[Dataset excerpt]
━━━━━━━━━━━━━━━━━━━━━━━━━━━━━━

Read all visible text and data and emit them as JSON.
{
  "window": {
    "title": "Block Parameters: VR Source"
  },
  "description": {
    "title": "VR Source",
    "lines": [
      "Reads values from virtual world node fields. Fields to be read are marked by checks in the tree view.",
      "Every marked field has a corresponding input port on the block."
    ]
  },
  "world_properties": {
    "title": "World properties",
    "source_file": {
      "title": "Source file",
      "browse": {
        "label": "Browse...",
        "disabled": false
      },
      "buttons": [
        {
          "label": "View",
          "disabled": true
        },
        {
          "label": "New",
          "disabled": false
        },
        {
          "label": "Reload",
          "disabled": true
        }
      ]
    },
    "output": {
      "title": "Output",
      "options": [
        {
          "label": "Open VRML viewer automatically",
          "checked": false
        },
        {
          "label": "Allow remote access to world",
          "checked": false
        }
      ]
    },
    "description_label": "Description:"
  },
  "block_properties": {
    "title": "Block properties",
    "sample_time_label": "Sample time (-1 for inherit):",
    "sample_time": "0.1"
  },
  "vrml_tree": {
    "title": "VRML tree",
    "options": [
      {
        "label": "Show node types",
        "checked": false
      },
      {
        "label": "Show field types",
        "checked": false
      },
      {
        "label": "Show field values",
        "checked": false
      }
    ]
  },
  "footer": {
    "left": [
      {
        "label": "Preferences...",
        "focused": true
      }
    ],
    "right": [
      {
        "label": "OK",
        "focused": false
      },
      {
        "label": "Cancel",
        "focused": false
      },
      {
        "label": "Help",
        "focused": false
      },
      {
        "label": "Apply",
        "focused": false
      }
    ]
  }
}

━━━━━━━━━━━━━━━━━━━━━━━━━━━━━━

■ **To do**:
Pick out and copy the lines of the material that include the word "values".

■ **Reply**:
      "Reads values from virtual world node fields. Fields to be read are marked by checks in the tree view.",
        "label": "Show field values",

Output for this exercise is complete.